### Problem to solve
Report how many lines hold the word "thrombosis"; give nothing but the number.

[BEGIN Provided material]

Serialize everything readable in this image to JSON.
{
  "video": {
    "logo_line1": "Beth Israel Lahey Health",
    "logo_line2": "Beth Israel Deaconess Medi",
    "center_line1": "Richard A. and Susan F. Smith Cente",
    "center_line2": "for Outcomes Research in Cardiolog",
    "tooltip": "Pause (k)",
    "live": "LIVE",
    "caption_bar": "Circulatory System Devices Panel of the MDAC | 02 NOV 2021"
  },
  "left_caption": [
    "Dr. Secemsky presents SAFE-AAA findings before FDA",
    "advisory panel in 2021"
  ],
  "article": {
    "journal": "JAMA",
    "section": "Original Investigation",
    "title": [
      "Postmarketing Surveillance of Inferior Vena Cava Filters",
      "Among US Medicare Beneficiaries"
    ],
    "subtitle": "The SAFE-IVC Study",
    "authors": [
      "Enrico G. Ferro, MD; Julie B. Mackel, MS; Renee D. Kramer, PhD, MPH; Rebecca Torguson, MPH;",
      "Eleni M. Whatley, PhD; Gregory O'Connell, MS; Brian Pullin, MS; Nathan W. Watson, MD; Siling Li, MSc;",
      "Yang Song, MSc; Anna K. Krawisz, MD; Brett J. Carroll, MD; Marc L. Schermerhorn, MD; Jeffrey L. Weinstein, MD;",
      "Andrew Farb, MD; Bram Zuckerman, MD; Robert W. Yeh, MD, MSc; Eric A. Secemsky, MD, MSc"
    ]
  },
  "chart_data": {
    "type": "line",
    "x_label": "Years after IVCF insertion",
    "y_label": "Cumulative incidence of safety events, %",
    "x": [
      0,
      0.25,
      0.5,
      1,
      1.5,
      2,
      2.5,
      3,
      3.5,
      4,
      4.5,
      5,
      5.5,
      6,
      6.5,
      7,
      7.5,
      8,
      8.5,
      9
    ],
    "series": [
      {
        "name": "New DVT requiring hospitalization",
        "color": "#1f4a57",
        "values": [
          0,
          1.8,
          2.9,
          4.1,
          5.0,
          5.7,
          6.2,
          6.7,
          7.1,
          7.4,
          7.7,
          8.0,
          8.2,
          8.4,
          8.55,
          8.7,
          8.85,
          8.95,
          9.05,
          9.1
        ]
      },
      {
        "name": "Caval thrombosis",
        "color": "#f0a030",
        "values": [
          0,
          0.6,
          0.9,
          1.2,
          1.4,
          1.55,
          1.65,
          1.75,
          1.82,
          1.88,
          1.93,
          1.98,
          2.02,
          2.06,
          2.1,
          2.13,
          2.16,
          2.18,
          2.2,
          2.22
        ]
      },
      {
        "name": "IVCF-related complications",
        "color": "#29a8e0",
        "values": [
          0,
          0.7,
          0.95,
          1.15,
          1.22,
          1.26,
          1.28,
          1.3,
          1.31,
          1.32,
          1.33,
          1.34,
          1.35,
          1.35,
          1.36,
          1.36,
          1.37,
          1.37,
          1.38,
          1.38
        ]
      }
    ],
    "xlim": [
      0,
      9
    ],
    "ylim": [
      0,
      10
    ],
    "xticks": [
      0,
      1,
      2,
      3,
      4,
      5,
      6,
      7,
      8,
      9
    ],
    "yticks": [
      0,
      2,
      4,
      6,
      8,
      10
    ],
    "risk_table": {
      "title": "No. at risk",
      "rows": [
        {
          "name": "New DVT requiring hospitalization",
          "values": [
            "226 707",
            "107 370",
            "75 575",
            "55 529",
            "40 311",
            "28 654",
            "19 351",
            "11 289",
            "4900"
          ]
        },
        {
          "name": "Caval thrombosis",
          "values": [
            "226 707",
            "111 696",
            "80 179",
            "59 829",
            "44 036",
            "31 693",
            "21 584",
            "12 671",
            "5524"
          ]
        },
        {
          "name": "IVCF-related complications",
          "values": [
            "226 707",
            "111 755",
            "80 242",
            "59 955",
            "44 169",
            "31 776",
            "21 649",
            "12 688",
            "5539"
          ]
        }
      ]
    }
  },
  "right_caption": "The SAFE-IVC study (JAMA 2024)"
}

[END Provided material]

### Solution for this task
2